Your goal: Write out all of the data without omission, exactly as shown.

Stored entries
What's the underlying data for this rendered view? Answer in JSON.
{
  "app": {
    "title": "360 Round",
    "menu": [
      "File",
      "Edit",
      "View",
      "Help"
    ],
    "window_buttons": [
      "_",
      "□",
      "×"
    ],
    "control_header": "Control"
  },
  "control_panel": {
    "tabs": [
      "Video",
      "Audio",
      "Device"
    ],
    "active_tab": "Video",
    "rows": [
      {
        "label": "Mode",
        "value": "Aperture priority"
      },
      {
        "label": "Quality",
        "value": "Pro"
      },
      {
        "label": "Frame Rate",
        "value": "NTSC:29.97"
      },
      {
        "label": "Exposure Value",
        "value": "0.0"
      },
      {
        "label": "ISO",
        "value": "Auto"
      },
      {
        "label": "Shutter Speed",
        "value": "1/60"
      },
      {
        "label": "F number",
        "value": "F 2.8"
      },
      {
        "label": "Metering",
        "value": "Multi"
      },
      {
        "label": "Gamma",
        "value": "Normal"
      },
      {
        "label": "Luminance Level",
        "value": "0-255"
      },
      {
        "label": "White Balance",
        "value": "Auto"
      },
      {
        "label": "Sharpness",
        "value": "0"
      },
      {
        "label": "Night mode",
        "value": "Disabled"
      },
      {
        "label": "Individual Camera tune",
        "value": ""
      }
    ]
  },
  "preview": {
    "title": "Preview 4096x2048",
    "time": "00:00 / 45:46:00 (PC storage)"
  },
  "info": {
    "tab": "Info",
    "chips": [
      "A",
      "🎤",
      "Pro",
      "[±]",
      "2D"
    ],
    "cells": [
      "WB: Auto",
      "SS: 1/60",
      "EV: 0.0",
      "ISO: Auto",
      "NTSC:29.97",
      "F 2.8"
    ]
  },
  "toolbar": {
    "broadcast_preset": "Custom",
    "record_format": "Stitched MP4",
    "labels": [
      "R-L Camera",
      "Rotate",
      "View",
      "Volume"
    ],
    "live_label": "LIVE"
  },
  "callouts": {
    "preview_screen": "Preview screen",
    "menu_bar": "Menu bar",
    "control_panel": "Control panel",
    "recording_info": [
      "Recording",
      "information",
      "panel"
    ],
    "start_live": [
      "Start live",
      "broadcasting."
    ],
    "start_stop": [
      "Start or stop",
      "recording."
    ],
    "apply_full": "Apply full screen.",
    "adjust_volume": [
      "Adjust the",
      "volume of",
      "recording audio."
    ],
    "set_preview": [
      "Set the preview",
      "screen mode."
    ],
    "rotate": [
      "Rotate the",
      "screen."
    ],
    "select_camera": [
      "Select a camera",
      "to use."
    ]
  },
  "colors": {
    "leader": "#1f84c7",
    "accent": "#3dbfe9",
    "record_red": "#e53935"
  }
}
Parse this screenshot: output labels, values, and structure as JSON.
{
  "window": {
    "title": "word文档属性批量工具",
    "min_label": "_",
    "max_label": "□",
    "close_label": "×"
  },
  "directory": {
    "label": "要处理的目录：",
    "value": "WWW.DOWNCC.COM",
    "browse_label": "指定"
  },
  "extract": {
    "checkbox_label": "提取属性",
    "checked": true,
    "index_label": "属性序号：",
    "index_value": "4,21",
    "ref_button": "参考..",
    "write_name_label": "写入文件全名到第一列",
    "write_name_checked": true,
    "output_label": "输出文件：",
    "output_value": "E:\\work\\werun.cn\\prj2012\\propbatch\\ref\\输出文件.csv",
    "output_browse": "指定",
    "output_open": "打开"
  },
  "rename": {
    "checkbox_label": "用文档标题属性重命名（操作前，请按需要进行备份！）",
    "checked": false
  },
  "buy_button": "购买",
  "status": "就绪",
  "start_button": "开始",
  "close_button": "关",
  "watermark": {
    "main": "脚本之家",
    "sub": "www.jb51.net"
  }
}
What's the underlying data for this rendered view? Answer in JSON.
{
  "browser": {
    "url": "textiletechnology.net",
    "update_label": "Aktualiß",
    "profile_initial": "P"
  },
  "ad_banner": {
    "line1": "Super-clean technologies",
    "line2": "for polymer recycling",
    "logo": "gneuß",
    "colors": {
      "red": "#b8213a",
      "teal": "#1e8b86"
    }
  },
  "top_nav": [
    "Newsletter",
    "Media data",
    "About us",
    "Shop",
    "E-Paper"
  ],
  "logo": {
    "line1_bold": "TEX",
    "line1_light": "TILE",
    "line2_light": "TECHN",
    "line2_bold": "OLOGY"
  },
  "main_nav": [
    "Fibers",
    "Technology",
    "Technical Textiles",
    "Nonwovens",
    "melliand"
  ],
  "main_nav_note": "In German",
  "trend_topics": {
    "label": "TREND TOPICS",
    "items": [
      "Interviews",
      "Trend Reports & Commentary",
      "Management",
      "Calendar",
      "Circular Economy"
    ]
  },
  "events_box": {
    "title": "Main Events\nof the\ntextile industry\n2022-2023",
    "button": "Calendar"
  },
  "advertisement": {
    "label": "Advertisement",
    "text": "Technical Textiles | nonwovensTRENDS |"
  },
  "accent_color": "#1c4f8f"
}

Response:
What's the underlying data for this rendered view? Answer in JSON.
{
  "app": {
    "title": "360 Round",
    "menu": [
      "File",
      "Edit",
      "View",
      "Help"
    ],
    "window_buttons": [
      "_",
      "□",
      "×"
    ],
    "control_header": "Control"
  },
  "control_panel": {
    "tabs": [
      "Video",
      "Audio",
      "Device"
    ],
    "active_tab": "Video",
    "rows": [
      {
        "label": "Mode",
        "value": "Aperture priority"
      },
      {
        "label": "Quality",
        "value": "Pro"
      },
      {
        "label": "Frame Rate",
        "value": "NTSC:29.97"
      },
      {
        "label": "Exposure Value",
        "value": "0.0"
      },
      {
        "label": "ISO",
        "value": "Auto"
      },
      {
        "label": "Shutter Speed",
        "value": "1/60"
      },
      {
        "label": "F number",
        "value": "F 2.8"
      },
      {
        "label": "Metering",
        "value": "Multi"
      },
      {
        "label": "Gamma",
        "value": "Normal"
      },
      {
        "label": "Luminance Level",
        "value": "0-255"
      },
      {
        "label": "White Balance",
        "value": "Auto"
      },
      {
        "label": "Sharpness",
        "value": "0"
      },
      {
        "label": "Night mode",
        "value": "Disabled"
      },
      {
        "label": "Individual Camera tune",
        "value": ""
      }
    ]
  },
  "preview": {
    "title": "Preview 4096x2048",
    "time": "00:00 / 45:46:00 (PC storage)"
  },
  "info": {
    "tab": "Info",
    "chips": [
      "A",
      "🎤",
      "Pro",
      "[±]",
      "2D"
    ],
    "cells": [
      "WB: Auto",
      "SS: 1/60",
      "EV: 0.0",
      "ISO: Auto",
      "NTSC:29.97",
      "F 2.8"
    ]
  },
  "toolbar": {
    "broadcast_preset": "Custom",
    "record_format": "Stitched MP4",
    "labels": [
      "R-L Camera",
      "Rotate",
      "View",
      "Volume"
    ],
    "live_label": "LIVE"
  },
  "callouts": {
    "preview_screen": "Preview screen",
    "menu_bar": "Menu bar",
    "control_panel": "Control panel",
    "recording_info": [
      "Recording",
      "information",
      "panel"
    ],
    "start_live": [
      "Start live",
      "broadcasting."
    ],
    "start_stop": [
      "Start or stop",
      "recording."
    ],
    "apply_full": "Apply full screen.",
    "adjust_volume": [
      "Adjust the",
      "volume of",
      "recording audio."
    ],
    "set_preview": [
      "Set the preview",
      "screen mode."
    ],
    "rotate": [
      "Rotate the",
      "screen."
    ],
    "select_camera": [
      "Select a camera",
      "to use."
    ]
  },
  "colors": {
    "leader": "#1f84c7",
    "accent": "#3dbfe9",
    "record_red": "#e53935"
  }
}
Parse this screenshot: output labels, values, and structure as JSON.
{
  "window": {
    "title": "word文档属性批量工具",
    "min_label": "_",
    "max_label": "□",
    "close_label": "×"
  },
  "directory": {
    "label": "要处理的目录：",
    "value": "WWW.DOWNCC.COM",
    "browse_label": "指定"
  },
  "extract": {
    "checkbox_label": "提取属性",
    "checked": true,
    "index_label": "属性序号：",
    "index_value": "4,21",
    "ref_button": "参考..",
    "write_name_label": "写入文件全名到第一列",
    "write_name_checked": true,
    "output_label": "输出文件：",
    "output_value": "E:\\work\\werun.cn\\prj2012\\propbatch\\ref\\输出文件.csv",
    "output_browse": "指定",
    "output_open": "打开"
  },
  "rename": {
    "checkbox_label": "用文档标题属性重命名（操作前，请按需要进行备份！）",
    "checked": false
  },
  "buy_button": "购买",
  "status": "就绪",
  "start_button": "开始",
  "close_button": "关",
  "watermark": {
    "main": "脚本之家",
    "sub": "www.jb51.net"
  }
}
What's the underlying data for this rendered view? Answer in JSON.
{
  "browser": {
    "url": "textiletechnology.net",
    "update_label": "Aktualiß",
    "profile_initial": "P"
  },
  "ad_banner": {
    "line1": "Super-clean technologies",
    "line2": "for polymer recycling",
    "logo": "gneuß",
    "colors": {
      "red": "#b8213a",
      "teal": "#1e8b86"
    }
  },
  "top_nav": [
    "Newsletter",
    "Media data",
    "About us",
    "Shop",
    "E-Paper"
  ],
  "logo": {
    "line1_bold": "TEX",
    "line1_light": "TILE",
    "line2_light": "TECHN",
    "line2_bold": "OLOGY"
  },
  "main_nav": [
    "Fibers",
    "Technology",
    "Technical Textiles",
    "Nonwovens",
    "melliand"
  ],
  "main_nav_note": "In German",
  "trend_topics": {
    "label": "TREND TOPICS",
    "items": [
      "Interviews",
      "Trend Reports & Commentary",
      "Management",
      "Calendar",
      "Circular Economy"
    ]
  },
  "events_box": {
    "title": "Main Events\nof the\ntextile industry\n2022-2023",
    "button": "Calendar"
  },
  "advertisement": {
    "label": "Advertisement",
    "text": "Technical Textiles | nonwovensTRENDS |"
  },
  "accent_color": "#1c4f8f"
}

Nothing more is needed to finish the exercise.